[WHAT THE TASK ASKS]
Output all records precisely as written.

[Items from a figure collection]
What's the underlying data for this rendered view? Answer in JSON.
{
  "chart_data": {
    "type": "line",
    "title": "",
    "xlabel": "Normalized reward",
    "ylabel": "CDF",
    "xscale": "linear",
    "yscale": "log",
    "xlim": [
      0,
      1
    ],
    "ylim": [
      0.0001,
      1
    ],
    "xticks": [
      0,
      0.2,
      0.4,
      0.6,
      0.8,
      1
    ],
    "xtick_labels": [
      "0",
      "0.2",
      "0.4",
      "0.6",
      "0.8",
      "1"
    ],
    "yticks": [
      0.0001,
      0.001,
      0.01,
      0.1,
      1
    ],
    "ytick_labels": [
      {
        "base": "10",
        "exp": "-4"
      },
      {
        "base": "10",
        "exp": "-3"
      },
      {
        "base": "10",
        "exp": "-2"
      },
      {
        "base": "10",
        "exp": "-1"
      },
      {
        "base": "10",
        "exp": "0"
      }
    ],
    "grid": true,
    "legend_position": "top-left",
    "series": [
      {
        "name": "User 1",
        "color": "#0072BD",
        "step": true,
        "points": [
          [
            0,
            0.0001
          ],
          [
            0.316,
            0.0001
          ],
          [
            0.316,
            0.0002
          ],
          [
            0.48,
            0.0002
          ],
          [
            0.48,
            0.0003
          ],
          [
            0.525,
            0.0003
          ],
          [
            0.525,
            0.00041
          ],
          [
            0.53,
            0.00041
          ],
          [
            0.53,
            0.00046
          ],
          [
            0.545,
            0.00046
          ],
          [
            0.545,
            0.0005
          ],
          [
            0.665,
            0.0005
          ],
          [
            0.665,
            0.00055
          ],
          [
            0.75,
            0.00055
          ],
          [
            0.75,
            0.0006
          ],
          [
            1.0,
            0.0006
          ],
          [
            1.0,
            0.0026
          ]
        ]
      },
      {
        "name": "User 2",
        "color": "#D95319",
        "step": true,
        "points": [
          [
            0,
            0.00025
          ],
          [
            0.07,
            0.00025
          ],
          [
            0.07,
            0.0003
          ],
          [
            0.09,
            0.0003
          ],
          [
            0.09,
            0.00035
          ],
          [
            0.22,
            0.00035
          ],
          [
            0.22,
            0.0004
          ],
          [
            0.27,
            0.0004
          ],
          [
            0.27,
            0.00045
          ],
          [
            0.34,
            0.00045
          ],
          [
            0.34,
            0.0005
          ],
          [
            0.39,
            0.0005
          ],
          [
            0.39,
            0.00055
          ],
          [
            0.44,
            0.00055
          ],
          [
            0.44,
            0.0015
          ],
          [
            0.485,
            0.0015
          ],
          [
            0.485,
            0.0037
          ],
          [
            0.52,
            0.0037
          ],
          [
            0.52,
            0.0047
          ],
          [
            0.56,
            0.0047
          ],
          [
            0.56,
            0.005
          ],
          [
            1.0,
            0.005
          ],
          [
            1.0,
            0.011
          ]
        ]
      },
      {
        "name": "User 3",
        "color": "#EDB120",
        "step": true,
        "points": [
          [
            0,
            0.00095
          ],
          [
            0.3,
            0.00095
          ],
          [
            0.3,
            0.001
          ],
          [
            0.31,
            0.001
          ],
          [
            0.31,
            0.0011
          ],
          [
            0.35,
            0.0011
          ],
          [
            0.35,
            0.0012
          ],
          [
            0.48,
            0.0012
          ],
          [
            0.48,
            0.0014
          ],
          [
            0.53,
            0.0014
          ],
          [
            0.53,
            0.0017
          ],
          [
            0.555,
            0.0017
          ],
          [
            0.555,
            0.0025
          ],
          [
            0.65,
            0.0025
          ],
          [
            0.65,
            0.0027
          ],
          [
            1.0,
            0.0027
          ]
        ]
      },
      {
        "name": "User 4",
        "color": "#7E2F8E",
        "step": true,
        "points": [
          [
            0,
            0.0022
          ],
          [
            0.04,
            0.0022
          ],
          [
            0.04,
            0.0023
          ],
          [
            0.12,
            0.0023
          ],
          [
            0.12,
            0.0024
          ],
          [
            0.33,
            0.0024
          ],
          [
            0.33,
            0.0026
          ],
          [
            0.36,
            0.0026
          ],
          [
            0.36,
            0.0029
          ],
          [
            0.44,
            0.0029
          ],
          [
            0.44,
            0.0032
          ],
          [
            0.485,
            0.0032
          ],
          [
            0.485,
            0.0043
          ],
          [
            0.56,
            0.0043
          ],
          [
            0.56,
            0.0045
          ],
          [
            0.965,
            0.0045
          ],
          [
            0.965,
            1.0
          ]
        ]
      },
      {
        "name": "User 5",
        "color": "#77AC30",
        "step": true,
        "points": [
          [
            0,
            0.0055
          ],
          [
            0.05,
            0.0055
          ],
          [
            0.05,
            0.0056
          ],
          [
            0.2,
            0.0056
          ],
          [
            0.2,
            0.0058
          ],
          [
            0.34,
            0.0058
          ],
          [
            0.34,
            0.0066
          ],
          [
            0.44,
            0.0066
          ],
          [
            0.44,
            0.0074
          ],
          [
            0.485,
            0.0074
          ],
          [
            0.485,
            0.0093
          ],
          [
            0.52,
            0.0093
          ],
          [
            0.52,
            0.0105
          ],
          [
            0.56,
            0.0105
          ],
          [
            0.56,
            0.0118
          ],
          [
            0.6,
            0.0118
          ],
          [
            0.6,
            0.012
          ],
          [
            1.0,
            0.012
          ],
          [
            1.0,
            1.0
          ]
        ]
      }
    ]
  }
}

[CORRECT OUTPUT]
What's the underlying data for this rendered view? Answer in JSON.
{
  "chart_data": {
    "type": "line",
    "title": "",
    "xlabel": "Normalized reward",
    "ylabel": "CDF",
    "xscale": "linear",
    "yscale": "log",
    "xlim": [
      0,
      1
    ],
    "ylim": [
      0.0001,
      1
    ],
    "xticks": [
      0,
      0.2,
      0.4,
      0.6,
      0.8,
      1
    ],
    "xtick_labels": [
      "0",
      "0.2",
      "0.4",
      "0.6",
      "0.8",
      "1"
    ],
    "yticks": [
      0.0001,
      0.001,
      0.01,
      0.1,
      1
    ],
    "ytick_labels": [
      {
        "base": "10",
        "exp": "-4"
      },
      {
        "base": "10",
        "exp": "-3"
      },
      {
        "base": "10",
        "exp": "-2"
      },
      {
        "base": "10",
        "exp": "-1"
      },
      {
        "base": "10",
        "exp": "0"
      }
    ],
    "grid": true,
    "legend_position": "top-left",
    "series": [
      {
        "name": "User 1",
        "color": "#0072BD",
        "step": true,
        "points": [
          [
            0,
            0.0001
          ],
          [
            0.316,
            0.0001
          ],
          [
            0.316,
            0.0002
          ],
          [
            0.48,
            0.0002
          ],
          [
            0.48,
            0.0003
          ],
          [
            0.525,
            0.0003
          ],
          [
            0.525,
            0.00041
          ],
          [
            0.53,
            0.00041
          ],
          [
            0.53,
            0.00046
          ],
          [
            0.545,
            0.00046
          ],
          [
            0.545,
            0.0005
          ],
          [
            0.665,
            0.0005
          ],
          [
            0.665,
            0.00055
          ],
          [
            0.75,
            0.00055
          ],
          [
            0.75,
            0.0006
          ],
          [
            1.0,
            0.0006
          ],
          [
            1.0,
            0.0026
          ]
        ]
      },
      {
        "name": "User 2",
        "color": "#D95319",
        "step": true,
        "points": [
          [
            0,
            0.00025
          ],
          [
            0.07,
            0.00025
          ],
          [
            0.07,
            0.0003
          ],
          [
            0.09,
            0.0003
          ],
          [
            0.09,
            0.00035
          ],
          [
            0.22,
            0.00035
          ],
          [
            0.22,
            0.0004
          ],
          [
            0.27,
            0.0004
          ],
          [
            0.27,
            0.00045
          ],
          [
            0.34,
            0.00045
          ],
          [
            0.34,
            0.0005
          ],
          [
            0.39,
            0.0005
          ],
          [
            0.39,
            0.00055
          ],
          [
            0.44,
            0.00055
          ],
          [
            0.44,
            0.0015
          ],
          [
            0.485,
            0.0015
          ],
          [
            0.485,
            0.0037
          ],
          [
            0.52,
            0.0037
          ],
          [
            0.52,
            0.0047
          ],
          [
            0.56,
            0.0047
          ],
          [
            0.56,
            0.005
          ],
          [
            1.0,
            0.005
          ],
          [
            1.0,
            0.011
          ]
        ]
      },
      {
        "name": "User 3",
        "color": "#EDB120",
        "step": true,
        "points": [
          [
            0,
            0.00095
          ],
          [
            0.3,
            0.00095
          ],
          [
            0.3,
            0.001
          ],
          [
            0.31,
            0.001
          ],
          [
            0.31,
            0.0011
          ],
          [
            0.35,
            0.0011
          ],
          [
            0.35,
            0.0012
          ],
          [
            0.48,
            0.0012
          ],
          [
            0.48,
            0.0014
          ],
          [
            0.53,
            0.0014
          ],
          [
            0.53,
            0.0017
          ],
          [
            0.555,
            0.0017
          ],
          [
            0.555,
            0.0025
          ],
          [
            0.65,
            0.0025
          ],
          [
            0.65,
            0.0027
          ],
          [
            1.0,
            0.0027
          ]
        ]
      },
      {
        "name": "User 4",
        "color": "#7E2F8E",
        "step": true,
        "points": [
          [
            0,
            0.0022
          ],
          [
            0.04,
            0.0022
          ],
          [
            0.04,
            0.0023
          ],
          [
            0.12,
            0.0023
          ],
          [
            0.12,
            0.0024
          ],
          [
            0.33,
            0.0024
          ],
          [
            0.33,
            0.0026
          ],
          [
            0.36,
            0.0026
          ],
          [
            0.36,
            0.0029
          ],
          [
            0.44,
            0.0029
          ],
          [
            0.44,
            0.0032
          ],
          [
            0.485,
            0.0032
          ],
          [
            0.485,
            0.0043
          ],
          [
            0.56,
            0.0043
          ],
          [
            0.56,
            0.0045
          ],
          [
            0.965,
            0.0045
          ],
          [
            0.965,
            1.0
          ]
        ]
      },
      {
        "name": "User 5",
        "color": "#77AC30",
        "step": true,
        "points": [
          [
            0,
            0.0055
          ],
          [
            0.05,
            0.0055
          ],
          [
            0.05,
            0.0056
          ],
          [
            0.2,
            0.0056
          ],
          [
            0.2,
            0.0058
          ],
          [
            0.34,
            0.0058
          ],
          [
            0.34,
            0.0066
          ],
          [
            0.44,
            0.0066
          ],
          [
            0.44,
            0.0074
          ],
          [
            0.485,
            0.0074
          ],
          [
            0.485,
            0.0093
          ],
          [
            0.52,
            0.0093
          ],
          [
            0.52,
            0.0105
          ],
          [
            0.56,
            0.0105
          ],
          [
            0.56,
            0.0118
          ],
          [
            0.6,
            0.0118
          ],
          [
            0.6,
            0.012
          ],
          [
            1.0,
            0.012
          ],
          [
            1.0,
            1.0
          ]
        ]
      }
    ]
  }
}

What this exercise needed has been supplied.